─── Provided records

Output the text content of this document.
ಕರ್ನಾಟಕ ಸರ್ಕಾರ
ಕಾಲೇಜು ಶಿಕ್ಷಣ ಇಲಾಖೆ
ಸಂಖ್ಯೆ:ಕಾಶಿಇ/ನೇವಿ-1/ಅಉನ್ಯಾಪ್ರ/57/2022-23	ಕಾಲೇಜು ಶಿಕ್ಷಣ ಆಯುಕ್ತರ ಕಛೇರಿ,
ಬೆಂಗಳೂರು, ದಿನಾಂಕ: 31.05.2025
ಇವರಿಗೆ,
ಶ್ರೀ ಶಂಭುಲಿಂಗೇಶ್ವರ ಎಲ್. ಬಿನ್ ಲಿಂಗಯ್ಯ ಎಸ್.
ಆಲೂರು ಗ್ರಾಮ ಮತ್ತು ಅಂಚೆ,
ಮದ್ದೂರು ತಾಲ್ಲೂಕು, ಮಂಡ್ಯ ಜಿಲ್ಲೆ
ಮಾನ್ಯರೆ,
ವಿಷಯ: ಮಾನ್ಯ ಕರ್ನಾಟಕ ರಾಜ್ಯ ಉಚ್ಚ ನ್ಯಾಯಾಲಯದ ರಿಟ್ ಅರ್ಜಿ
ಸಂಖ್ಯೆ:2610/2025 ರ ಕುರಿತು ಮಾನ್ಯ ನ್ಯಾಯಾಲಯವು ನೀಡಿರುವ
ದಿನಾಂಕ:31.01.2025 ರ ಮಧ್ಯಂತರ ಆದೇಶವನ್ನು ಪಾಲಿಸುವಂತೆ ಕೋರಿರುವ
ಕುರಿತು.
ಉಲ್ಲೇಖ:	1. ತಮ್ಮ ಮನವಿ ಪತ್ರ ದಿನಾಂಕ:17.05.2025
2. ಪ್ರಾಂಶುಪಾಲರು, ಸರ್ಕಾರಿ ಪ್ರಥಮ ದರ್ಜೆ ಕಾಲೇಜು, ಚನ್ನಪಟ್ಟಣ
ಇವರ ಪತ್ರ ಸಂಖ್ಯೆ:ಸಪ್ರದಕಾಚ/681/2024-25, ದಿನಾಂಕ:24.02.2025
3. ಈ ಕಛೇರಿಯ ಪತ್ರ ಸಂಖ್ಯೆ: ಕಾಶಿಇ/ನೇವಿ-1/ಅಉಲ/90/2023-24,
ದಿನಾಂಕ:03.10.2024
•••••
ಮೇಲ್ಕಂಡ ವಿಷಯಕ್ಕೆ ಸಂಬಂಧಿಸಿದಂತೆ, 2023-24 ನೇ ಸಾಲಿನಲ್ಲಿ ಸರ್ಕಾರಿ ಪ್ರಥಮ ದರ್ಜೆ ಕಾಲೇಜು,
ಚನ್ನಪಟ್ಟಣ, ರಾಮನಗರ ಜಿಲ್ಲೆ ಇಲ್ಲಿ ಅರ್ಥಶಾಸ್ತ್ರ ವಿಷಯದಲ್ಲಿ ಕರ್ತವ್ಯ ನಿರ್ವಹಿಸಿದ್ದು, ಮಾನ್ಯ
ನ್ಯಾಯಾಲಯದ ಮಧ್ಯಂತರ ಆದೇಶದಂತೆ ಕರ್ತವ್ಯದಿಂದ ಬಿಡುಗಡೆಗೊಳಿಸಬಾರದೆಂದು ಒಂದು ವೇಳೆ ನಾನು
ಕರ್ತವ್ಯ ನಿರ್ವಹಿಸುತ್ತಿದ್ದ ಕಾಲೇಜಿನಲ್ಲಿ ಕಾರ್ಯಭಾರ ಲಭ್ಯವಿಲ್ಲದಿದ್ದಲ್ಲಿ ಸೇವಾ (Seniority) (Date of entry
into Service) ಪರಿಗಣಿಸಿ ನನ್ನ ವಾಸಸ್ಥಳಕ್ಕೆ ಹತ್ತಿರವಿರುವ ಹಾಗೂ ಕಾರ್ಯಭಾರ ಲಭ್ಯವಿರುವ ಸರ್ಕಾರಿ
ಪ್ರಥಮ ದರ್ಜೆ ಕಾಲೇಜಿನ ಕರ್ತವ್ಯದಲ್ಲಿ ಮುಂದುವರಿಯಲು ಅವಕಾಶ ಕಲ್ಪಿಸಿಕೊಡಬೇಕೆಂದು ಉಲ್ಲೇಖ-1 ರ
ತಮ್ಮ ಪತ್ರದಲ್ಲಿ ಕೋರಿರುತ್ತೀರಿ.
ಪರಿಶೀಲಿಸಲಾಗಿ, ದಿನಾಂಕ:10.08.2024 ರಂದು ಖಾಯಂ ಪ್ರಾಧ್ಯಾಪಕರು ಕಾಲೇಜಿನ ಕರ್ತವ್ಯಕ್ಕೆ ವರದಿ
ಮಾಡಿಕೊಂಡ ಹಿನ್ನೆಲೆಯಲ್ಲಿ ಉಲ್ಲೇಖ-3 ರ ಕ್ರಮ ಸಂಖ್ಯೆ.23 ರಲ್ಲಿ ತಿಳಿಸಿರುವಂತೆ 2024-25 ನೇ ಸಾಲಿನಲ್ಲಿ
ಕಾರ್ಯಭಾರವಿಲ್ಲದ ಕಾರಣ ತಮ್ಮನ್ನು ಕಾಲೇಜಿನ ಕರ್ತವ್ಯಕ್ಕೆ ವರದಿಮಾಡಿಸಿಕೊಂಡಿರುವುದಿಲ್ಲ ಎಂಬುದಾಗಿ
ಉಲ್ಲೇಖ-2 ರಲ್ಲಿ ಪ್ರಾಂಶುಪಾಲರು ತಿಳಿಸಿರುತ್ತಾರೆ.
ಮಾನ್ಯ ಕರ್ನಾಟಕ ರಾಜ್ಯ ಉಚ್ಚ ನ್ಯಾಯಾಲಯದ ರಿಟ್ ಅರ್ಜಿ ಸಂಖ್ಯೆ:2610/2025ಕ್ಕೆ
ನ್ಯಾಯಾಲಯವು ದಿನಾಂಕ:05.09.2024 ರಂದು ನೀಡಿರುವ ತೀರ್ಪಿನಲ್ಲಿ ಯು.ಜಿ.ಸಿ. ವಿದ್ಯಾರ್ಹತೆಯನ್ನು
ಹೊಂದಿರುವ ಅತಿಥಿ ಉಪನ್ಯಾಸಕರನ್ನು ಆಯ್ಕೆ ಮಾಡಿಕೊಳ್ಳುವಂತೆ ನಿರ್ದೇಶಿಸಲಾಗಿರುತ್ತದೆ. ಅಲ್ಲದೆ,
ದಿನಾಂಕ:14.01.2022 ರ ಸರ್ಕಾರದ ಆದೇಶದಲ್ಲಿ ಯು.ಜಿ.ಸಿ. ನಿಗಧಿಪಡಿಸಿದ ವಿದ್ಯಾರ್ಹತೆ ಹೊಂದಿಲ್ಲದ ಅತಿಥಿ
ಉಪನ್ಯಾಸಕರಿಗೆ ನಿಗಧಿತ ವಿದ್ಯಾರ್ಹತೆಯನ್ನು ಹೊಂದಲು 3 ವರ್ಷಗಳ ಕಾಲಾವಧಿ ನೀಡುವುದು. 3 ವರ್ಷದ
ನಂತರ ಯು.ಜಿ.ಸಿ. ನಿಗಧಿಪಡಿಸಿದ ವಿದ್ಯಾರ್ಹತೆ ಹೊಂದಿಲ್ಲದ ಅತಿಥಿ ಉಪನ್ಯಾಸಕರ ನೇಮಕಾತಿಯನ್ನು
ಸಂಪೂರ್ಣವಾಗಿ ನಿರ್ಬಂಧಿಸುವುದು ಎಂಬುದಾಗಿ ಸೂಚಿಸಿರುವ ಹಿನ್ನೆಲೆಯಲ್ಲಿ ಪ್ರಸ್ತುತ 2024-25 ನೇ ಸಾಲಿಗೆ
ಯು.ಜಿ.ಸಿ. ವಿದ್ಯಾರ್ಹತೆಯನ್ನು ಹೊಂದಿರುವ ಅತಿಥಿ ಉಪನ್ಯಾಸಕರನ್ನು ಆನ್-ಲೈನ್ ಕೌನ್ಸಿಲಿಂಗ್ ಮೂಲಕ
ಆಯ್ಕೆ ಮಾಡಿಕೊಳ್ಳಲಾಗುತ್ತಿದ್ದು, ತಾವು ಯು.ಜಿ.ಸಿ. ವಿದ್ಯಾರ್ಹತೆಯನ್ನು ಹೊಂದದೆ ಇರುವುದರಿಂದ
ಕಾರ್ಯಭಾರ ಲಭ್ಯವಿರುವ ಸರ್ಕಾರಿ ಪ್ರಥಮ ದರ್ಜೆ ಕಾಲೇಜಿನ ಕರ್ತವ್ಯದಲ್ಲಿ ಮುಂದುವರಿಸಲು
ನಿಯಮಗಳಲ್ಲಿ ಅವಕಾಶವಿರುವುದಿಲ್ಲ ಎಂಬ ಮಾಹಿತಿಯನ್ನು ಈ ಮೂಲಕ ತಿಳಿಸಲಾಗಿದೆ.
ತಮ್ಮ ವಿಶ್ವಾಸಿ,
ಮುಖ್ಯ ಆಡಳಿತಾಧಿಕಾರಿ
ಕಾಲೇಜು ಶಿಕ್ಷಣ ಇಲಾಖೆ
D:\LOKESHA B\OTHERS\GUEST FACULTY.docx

──────

- [Task to carry out] From the entries, copy out each line containing the word "ಸಕರನ".

- [Task result]
ಹೊಂದಿರುವ ಅತಿಥಿ ಉಪನ್ಯಾಸಕರನ್ನು ಆಯ್ಕೆ ಮಾಡಿಕೊಳ್ಳುವಂತೆ ನಿರ್ದೇಶಿಸಲಾಗಿರುತ್ತದೆ. ಅಲ್ಲದೆ,
ಯು.ಜಿ.ಸಿ. ವಿದ್ಯಾರ್ಹತೆಯನ್ನು ಹೊಂದಿರುವ ಅತಿಥಿ ಉಪನ್ಯಾಸಕರನ್ನು ಆನ್-ಲೈನ್ ಕೌನ್ಸಿಲಿಂಗ್ ಮೂಲಕ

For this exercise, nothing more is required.